* _Exercise_
Reproduce the records exactly.

Stored records

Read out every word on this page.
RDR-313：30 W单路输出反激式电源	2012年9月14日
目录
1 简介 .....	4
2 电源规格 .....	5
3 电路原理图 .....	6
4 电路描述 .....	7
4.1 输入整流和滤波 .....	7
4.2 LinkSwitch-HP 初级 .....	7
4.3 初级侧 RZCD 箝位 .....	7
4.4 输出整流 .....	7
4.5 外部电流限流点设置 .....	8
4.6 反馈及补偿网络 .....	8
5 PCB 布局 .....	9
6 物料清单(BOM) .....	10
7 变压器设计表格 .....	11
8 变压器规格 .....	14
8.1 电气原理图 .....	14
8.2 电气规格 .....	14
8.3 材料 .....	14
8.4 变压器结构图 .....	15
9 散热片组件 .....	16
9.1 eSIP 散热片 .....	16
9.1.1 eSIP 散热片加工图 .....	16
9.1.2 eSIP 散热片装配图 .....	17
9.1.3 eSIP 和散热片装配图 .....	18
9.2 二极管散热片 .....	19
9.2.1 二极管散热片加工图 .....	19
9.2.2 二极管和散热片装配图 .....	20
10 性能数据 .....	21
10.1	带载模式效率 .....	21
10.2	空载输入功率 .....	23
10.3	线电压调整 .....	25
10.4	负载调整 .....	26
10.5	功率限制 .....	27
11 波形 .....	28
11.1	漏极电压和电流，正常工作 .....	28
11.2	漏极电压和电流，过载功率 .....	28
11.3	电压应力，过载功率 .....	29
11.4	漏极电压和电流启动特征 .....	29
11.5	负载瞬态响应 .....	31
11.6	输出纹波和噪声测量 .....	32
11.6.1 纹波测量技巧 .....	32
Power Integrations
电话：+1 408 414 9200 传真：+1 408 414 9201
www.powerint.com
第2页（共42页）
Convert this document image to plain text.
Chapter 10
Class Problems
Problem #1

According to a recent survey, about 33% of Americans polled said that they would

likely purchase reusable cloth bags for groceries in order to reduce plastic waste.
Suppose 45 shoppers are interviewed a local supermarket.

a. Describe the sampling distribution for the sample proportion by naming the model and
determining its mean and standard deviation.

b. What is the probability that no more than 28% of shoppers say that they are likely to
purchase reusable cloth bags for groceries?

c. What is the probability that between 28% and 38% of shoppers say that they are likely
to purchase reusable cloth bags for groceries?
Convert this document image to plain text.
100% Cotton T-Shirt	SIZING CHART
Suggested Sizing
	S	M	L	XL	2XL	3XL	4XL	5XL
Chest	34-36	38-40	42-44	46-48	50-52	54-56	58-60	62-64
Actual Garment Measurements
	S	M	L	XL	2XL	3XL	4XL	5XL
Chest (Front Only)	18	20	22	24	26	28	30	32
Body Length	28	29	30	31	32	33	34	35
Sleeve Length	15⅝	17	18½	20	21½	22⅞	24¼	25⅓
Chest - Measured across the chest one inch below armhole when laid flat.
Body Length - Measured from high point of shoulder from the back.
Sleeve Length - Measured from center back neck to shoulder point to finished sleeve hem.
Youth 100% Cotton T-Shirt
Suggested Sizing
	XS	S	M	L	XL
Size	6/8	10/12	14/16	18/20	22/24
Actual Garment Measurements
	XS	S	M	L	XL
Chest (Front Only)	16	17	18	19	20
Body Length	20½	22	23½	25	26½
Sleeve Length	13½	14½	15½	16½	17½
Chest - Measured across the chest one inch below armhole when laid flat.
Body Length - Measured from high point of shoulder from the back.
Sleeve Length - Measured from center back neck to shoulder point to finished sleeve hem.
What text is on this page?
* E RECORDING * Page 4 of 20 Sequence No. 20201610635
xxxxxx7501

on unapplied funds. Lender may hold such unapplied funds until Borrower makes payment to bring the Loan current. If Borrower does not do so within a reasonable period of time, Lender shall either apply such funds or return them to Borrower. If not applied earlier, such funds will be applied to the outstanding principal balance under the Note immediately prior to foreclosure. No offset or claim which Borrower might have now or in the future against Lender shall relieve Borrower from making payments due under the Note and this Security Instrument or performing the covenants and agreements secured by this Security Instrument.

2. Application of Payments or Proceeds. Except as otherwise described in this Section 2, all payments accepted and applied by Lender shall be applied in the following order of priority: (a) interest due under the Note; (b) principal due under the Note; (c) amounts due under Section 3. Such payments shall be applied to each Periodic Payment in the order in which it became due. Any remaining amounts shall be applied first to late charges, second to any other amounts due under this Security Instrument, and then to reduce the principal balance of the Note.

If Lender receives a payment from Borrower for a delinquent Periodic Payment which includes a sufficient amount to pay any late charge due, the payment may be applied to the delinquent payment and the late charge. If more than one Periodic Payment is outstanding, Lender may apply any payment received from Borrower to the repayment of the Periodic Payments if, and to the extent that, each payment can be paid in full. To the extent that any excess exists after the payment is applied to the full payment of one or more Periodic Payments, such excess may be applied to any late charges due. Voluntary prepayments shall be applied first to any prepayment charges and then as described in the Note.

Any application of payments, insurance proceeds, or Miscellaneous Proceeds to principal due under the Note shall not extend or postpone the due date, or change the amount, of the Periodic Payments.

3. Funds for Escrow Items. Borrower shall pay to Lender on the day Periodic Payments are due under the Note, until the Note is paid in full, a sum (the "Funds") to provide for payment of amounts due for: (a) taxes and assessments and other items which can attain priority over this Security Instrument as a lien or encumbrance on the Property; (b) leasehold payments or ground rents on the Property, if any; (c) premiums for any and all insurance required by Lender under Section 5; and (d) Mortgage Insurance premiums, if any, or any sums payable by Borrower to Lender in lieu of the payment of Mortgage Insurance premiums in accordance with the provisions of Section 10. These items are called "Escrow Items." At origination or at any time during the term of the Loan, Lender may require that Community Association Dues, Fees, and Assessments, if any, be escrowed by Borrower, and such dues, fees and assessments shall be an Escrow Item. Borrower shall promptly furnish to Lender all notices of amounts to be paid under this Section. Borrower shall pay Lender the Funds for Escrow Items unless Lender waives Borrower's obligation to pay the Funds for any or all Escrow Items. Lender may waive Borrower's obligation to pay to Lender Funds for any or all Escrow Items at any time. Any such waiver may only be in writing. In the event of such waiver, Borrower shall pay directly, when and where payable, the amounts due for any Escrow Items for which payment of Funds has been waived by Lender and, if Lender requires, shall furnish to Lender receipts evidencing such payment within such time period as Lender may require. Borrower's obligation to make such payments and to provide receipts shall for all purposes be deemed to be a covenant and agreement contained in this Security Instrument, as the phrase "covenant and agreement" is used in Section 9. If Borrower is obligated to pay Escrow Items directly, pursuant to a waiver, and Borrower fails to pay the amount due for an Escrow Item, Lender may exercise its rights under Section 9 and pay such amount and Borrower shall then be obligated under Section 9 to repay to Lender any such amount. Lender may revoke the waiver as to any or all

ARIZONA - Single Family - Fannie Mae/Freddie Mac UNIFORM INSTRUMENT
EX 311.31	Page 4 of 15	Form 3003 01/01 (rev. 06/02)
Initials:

* _The reply_
Read out every word on this page.
RDR-313：30 W单路输出反激式电源	2012年9月14日
目录
1 简介 .....	4
2 电源规格 .....	5
3 电路原理图 .....	6
4 电路描述 .....	7
4.1 输入整流和滤波 .....	7
4.2 LinkSwitch-HP 初级 .....	7
4.3 初级侧 RZCD 箝位 .....	7
4.4 输出整流 .....	7
4.5 外部电流限流点设置 .....	8
4.6 反馈及补偿网络 .....	8
5 PCB 布局 .....	9
6 物料清单(BOM) .....	10
7 变压器设计表格 .....	11
8 变压器规格 .....	14
8.1 电气原理图 .....	14
8.2 电气规格 .....	14
8.3 材料 .....	14
8.4 变压器结构图 .....	15
9 散热片组件 .....	16
9.1 eSIP 散热片 .....	16
9.1.1 eSIP 散热片加工图 .....	16
9.1.2 eSIP 散热片装配图 .....	17
9.1.3 eSIP 和散热片装配图 .....	18
9.2 二极管散热片 .....	19
9.2.1 二极管散热片加工图 .....	19
9.2.2 二极管和散热片装配图 .....	20
10 性能数据 .....	21
10.1	带载模式效率 .....	21
10.2	空载输入功率 .....	23
10.3	线电压调整 .....	25
10.4	负载调整 .....	26
10.5	功率限制 .....	27
11 波形 .....	28
11.1	漏极电压和电流，正常工作 .....	28
11.2	漏极电压和电流，过载功率 .....	28
11.3	电压应力，过载功率 .....	29
11.4	漏极电压和电流启动特征 .....	29
11.5	负载瞬态响应 .....	31
11.6	输出纹波和噪声测量 .....	32
11.6.1 纹波测量技巧 .....	32
Power Integrations
电话：+1 408 414 9200 传真：+1 408 414 9201
www.powerint.com
第2页（共42页）
Convert this document image to plain text.
Chapter 10
Class Problems
Problem #1

According to a recent survey, about 33% of Americans polled said that they would

likely purchase reusable cloth bags for groceries in order to reduce plastic waste.
Suppose 45 shoppers are interviewed a local supermarket.

a. Describe the sampling distribution for the sample proportion by naming the model and
determining its mean and standard deviation.

b. What is the probability that no more than 28% of shoppers say that they are likely to
purchase reusable cloth bags for groceries?

c. What is the probability that between 28% and 38% of shoppers say that they are likely
to purchase reusable cloth bags for groceries?
Convert this document image to plain text.
100% Cotton T-Shirt	SIZING CHART
Suggested Sizing
	S	M	L	XL	2XL	3XL	4XL	5XL
Chest	34-36	38-40	42-44	46-48	50-52	54-56	58-60	62-64
Actual Garment Measurements
	S	M	L	XL	2XL	3XL	4XL	5XL
Chest (Front Only)	18	20	22	24	26	28	30	32
Body Length	28	29	30	31	32	33	34	35
Sleeve Length	15⅝	17	18½	20	21½	22⅞	24¼	25⅓
Chest - Measured across the chest one inch below armhole when laid flat.
Body Length - Measured from high point of shoulder from the back.
Sleeve Length - Measured from center back neck to shoulder point to finished sleeve hem.
Youth 100% Cotton T-Shirt
Suggested Sizing
	XS	S	M	L	XL
Size	6/8	10/12	14/16	18/20	22/24
Actual Garment Measurements
	XS	S	M	L	XL
Chest (Front Only)	16	17	18	19	20
Body Length	20½	22	23½	25	26½
Sleeve Length	13½	14½	15½	16½	17½
Chest - Measured across the chest one inch below armhole when laid flat.
Body Length - Measured from high point of shoulder from the back.
Sleeve Length - Measured from center back neck to shoulder point to finished sleeve hem.
What text is on this page?
* E RECORDING * Page 4 of 20 Sequence No. 20201610635
xxxxxx7501

on unapplied funds. Lender may hold such unapplied funds until Borrower makes payment to bring the Loan current. If Borrower does not do so within a reasonable period of time, Lender shall either apply such funds or return them to Borrower. If not applied earlier, such funds will be applied to the outstanding principal balance under the Note immediately prior to foreclosure. No offset or claim which Borrower might have now or in the future against Lender shall relieve Borrower from making payments due under the Note and this Security Instrument or performing the covenants and agreements secured by this Security Instrument.

2. Application of Payments or Proceeds. Except as otherwise described in this Section 2, all payments accepted and applied by Lender shall be applied in the following order of priority: (a) interest due under the Note; (b) principal due under the Note; (c) amounts due under Section 3. Such payments shall be applied to each Periodic Payment in the order in which it became due. Any remaining amounts shall be applied first to late charges, second to any other amounts due under this Security Instrument, and then to reduce the principal balance of the Note.

If Lender receives a payment from Borrower for a delinquent Periodic Payment which includes a sufficient amount to pay any late charge due, the payment may be applied to the delinquent payment and the late charge. If more than one Periodic Payment is outstanding, Lender may apply any payment received from Borrower to the repayment of the Periodic Payments if, and to the extent that, each payment can be paid in full. To the extent that any excess exists after the payment is applied to the full payment of one or more Periodic Payments, such excess may be applied to any late charges due. Voluntary prepayments shall be applied first to any prepayment charges and then as described in the Note.

Any application of payments, insurance proceeds, or Miscellaneous Proceeds to principal due under the Note shall not extend or postpone the due date, or change the amount, of the Periodic Payments.

3. Funds for Escrow Items. Borrower shall pay to Lender on the day Periodic Payments are due under the Note, until the Note is paid in full, a sum (the "Funds") to provide for payment of amounts due for: (a) taxes and assessments and other items which can attain priority over this Security Instrument as a lien or encumbrance on the Property; (b) leasehold payments or ground rents on the Property, if any; (c) premiums for any and all insurance required by Lender under Section 5; and (d) Mortgage Insurance premiums, if any, or any sums payable by Borrower to Lender in lieu of the payment of Mortgage Insurance premiums in accordance with the provisions of Section 10. These items are called "Escrow Items." At origination or at any time during the term of the Loan, Lender may require that Community Association Dues, Fees, and Assessments, if any, be escrowed by Borrower, and such dues, fees and assessments shall be an Escrow Item. Borrower shall promptly furnish to Lender all notices of amounts to be paid under this Section. Borrower shall pay Lender the Funds for Escrow Items unless Lender waives Borrower's obligation to pay the Funds for any or all Escrow Items. Lender may waive Borrower's obligation to pay to Lender Funds for any or all Escrow Items at any time. Any such waiver may only be in writing. In the event of such waiver, Borrower shall pay directly, when and where payable, the amounts due for any Escrow Items for which payment of Funds has been waived by Lender and, if Lender requires, shall furnish to Lender receipts evidencing such payment within such time period as Lender may require. Borrower's obligation to make such payments and to provide receipts shall for all purposes be deemed to be a covenant and agreement contained in this Security Instrument, as the phrase "covenant and agreement" is used in Section 9. If Borrower is obligated to pay Escrow Items directly, pursuant to a waiver, and Borrower fails to pay the amount due for an Escrow Item, Lender may exercise its rights under Section 9 and pay such amount and Borrower shall then be obligated under Section 9 to repay to Lender any such amount. Lender may revoke the waiver as to any or all

ARIZONA - Single Family - Fannie Mae/Freddie Mac UNIFORM INSTRUMENT
EX 311.31	Page 4 of 15	Form 3003 01/01 (rev. 06/02)
Initials:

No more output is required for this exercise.